→ THE EXERCISE: Take every line where the string "суда" appears and copy it.

→ DATA FOR THIS TASK:
====

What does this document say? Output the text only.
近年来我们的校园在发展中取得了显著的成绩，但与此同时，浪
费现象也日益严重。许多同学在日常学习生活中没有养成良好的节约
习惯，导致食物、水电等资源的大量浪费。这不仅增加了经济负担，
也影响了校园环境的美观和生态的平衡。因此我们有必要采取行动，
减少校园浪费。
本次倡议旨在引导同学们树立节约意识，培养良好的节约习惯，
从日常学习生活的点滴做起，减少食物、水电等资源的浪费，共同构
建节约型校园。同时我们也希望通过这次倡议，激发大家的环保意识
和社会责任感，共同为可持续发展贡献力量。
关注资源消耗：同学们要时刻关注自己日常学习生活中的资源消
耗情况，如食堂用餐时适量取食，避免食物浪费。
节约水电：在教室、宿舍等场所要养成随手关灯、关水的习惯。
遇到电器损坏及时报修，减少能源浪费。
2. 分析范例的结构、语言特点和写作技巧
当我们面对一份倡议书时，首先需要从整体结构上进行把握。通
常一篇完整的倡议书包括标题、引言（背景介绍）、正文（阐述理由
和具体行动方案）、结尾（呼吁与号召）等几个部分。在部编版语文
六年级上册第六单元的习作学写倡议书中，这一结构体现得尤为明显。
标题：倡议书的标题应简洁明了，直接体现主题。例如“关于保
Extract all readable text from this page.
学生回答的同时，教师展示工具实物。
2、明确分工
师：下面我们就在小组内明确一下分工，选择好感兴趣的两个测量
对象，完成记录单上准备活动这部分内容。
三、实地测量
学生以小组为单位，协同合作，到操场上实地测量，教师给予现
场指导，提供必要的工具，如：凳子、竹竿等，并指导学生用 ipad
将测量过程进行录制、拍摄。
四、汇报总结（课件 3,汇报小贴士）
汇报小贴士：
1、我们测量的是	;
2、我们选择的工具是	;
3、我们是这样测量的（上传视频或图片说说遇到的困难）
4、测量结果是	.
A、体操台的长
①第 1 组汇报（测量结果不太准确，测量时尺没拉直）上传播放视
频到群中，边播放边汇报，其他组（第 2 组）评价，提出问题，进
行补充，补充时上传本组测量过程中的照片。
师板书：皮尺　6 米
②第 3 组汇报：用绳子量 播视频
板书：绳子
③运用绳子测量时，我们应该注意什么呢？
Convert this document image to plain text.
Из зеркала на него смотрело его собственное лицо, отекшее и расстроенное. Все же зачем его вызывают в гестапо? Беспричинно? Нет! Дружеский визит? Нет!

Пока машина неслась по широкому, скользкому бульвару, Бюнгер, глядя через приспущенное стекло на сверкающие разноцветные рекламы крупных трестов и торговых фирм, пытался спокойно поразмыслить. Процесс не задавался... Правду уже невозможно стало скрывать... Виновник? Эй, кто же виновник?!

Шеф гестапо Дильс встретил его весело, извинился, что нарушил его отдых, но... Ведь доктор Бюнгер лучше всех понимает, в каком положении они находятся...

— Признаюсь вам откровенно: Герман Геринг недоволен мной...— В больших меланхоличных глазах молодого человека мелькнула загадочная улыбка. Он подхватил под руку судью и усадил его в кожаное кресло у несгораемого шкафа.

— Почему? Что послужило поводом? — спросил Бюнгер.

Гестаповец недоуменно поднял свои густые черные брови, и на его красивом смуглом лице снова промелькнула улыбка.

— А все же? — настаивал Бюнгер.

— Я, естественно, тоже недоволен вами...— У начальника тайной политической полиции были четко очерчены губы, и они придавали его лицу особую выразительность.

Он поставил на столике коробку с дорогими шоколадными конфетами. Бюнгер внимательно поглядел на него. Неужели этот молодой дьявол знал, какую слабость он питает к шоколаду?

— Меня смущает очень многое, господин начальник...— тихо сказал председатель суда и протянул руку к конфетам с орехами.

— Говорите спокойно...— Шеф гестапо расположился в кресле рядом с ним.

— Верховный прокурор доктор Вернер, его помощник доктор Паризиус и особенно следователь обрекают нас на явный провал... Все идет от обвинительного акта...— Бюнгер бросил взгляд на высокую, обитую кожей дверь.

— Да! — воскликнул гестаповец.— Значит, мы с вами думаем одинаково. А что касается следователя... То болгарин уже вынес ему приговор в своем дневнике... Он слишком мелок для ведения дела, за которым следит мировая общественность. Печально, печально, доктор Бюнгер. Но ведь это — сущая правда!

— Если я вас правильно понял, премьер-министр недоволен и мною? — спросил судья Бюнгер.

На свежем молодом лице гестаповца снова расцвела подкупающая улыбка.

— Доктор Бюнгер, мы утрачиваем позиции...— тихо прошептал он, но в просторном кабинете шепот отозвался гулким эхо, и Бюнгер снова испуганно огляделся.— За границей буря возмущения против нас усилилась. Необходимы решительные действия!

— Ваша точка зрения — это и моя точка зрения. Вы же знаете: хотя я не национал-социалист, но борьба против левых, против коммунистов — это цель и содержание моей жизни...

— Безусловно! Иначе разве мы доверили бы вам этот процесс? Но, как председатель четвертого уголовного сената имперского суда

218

====

→ PROBLEM SOLUTION:
— Меня смущает очень многое, господин начальник...— тихо сказал председатель суда и протянул руку к конфетам с орехами.
— Безусловно! Иначе разве мы доверили бы вам этот процесс? Но, как председатель четвертого уголовного сената имперского суда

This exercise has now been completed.